OBJECTIVE: Output the data exactly, with every line intact.

DATA ENTRIES:

=-=-=-=-=

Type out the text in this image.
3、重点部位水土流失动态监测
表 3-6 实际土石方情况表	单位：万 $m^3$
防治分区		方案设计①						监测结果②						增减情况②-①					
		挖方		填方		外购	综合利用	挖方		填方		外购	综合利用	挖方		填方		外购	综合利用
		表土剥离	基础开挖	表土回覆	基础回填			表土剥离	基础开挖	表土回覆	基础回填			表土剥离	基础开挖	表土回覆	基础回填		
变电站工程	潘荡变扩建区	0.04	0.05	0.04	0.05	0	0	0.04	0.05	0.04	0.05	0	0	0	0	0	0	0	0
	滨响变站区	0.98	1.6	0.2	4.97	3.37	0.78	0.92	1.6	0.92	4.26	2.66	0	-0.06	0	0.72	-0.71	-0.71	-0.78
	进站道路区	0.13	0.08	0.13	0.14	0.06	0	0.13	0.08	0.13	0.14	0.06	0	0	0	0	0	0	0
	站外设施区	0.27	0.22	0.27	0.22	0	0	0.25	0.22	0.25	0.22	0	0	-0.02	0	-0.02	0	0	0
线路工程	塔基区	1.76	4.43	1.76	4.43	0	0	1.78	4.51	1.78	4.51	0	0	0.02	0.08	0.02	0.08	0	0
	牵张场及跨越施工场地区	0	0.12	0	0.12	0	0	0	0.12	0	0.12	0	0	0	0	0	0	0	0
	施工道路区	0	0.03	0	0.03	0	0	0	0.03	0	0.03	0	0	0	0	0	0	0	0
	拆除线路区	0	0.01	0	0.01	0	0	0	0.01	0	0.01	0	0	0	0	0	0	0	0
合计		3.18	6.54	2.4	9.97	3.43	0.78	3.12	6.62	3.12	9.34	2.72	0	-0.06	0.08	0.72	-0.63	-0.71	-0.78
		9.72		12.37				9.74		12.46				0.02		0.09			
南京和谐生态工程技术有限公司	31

=-=-=-=-=

WORKED ANSWER:
Type out the text in this image.
3、重点部位水土流失动态监测
表 3-6 实际土石方情况表	单位：万 $m^3$
防治分区		方案设计①						监测结果②						增减情况②-①					
		挖方		填方		外购	综合利用	挖方		填方		外购	综合利用	挖方		填方		外购	综合利用
		表土剥离	基础开挖	表土回覆	基础回填			表土剥离	基础开挖	表土回覆	基础回填			表土剥离	基础开挖	表土回覆	基础回填		
变电站工程	潘荡变扩建区	0.04	0.05	0.04	0.05	0	0	0.04	0.05	0.04	0.05	0	0	0	0	0	0	0	0
	滨响变站区	0.98	1.6	0.2	4.97	3.37	0.78	0.92	1.6	0.92	4.26	2.66	0	-0.06	0	0.72	-0.71	-0.71	-0.78
	进站道路区	0.13	0.08	0.13	0.14	0.06	0	0.13	0.08	0.13	0.14	0.06	0	0	0	0	0	0	0
	站外设施区	0.27	0.22	0.27	0.22	0	0	0.25	0.22	0.25	0.22	0	0	-0.02	0	-0.02	0	0	0
线路工程	塔基区	1.76	4.43	1.76	4.43	0	0	1.78	4.51	1.78	4.51	0	0	0.02	0.08	0.02	0.08	0	0
	牵张场及跨越施工场地区	0	0.12	0	0.12	0	0	0	0.12	0	0.12	0	0	0	0	0	0	0	0
	施工道路区	0	0.03	0	0.03	0	0	0	0.03	0	0.03	0	0	0	0	0	0	0	0
	拆除线路区	0	0.01	0	0.01	0	0	0	0.01	0	0.01	0	0	0	0	0	0	0	0
合计		3.18	6.54	2.4	9.97	3.43	0.78	3.12	6.62	3.12	9.34	2.72	0	-0.06	0.08	0.72	-0.63	-0.71	-0.78
		9.72		12.37				9.74		12.46				0.02		0.09			
南京和谐生态工程技术有限公司	31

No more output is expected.